REQUIREMENT: Can you transcribe the data exactly? Leave the pictures out.

--- begin ENTRIES SHOWN ---

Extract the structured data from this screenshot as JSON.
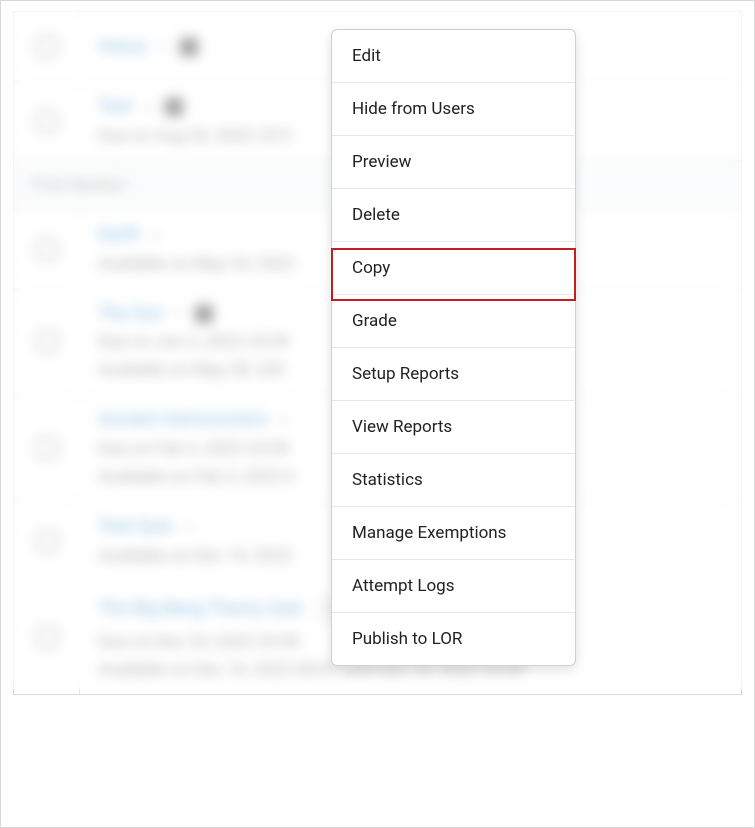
{
  "rows": [
    {
      "title": "Venus",
      "meta1": "",
      "meta2": "",
      "hasIcon": true
    },
    {
      "title": "Test",
      "meta1": "Due on Aug 20, 2022 23:5",
      "meta2": "",
      "hasIcon": true
    },
    {
      "section": "First Section"
    },
    {
      "title": "Earth",
      "meta1": "Available on May 24, 2022",
      "meta2": ""
    },
    {
      "title": "The Sun",
      "meta1": "Due on Jun 3, 2022 23:59",
      "meta2": "Available on May 28, 202",
      "hasIcon": true
    },
    {
      "title": "Ancient Astronomers",
      "meta1": "Due on Feb 3, 2023 23:59",
      "meta2": "Available on Feb 3, 2023 0"
    },
    {
      "title": "Test Quiz",
      "meta1": "Available on Dec 14, 2022",
      "meta2": ""
    }
  ],
  "clear_row": {
    "title": "The Big Bang Theory Quiz",
    "meta1": "Due on Dec 23, 2022 23:59",
    "meta2": "Available on Dec 16, 2022 00:01 until Dec 23, 2022 23:59"
  },
  "menu": {
    "items": [
      "Edit",
      "Hide from Users",
      "Preview",
      "Delete",
      "Copy",
      "Grade",
      "Setup Reports",
      "View Reports",
      "Statistics",
      "Manage Exemptions",
      "Attempt Logs",
      "Publish to LOR"
    ],
    "highlighted_index": 4
  }
}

--- end ENTRIES SHOWN ---

WRITTEN RESPONSE:
Extract the structured data from this screenshot as JSON.
{
  "rows": [
    {
      "title": "Venus",
      "meta1": "",
      "meta2": "",
      "hasIcon": true
    },
    {
      "title": "Test",
      "meta1": "Due on Aug 20, 2022 23:5",
      "meta2": "",
      "hasIcon": true
    },
    {
      "section": "First Section"
    },
    {
      "title": "Earth",
      "meta1": "Available on May 24, 2022",
      "meta2": ""
    },
    {
      "title": "The Sun",
      "meta1": "Due on Jun 3, 2022 23:59",
      "meta2": "Available on May 28, 202",
      "hasIcon": true
    },
    {
      "title": "Ancient Astronomers",
      "meta1": "Due on Feb 3, 2023 23:59",
      "meta2": "Available on Feb 3, 2023 0"
    },
    {
      "title": "Test Quiz",
      "meta1": "Available on Dec 14, 2022",
      "meta2": ""
    }
  ],
  "clear_row": {
    "title": "The Big Bang Theory Quiz",
    "meta1": "Due on Dec 23, 2022 23:59",
    "meta2": "Available on Dec 16, 2022 00:01 until Dec 23, 2022 23:59"
  },
  "menu": {
    "items": [
      "Edit",
      "Hide from Users",
      "Preview",
      "Delete",
      "Copy",
      "Grade",
      "Setup Reports",
      "View Reports",
      "Statistics",
      "Manage Exemptions",
      "Attempt Logs",
      "Publish to LOR"
    ],
    "highlighted_index": 4
  }
}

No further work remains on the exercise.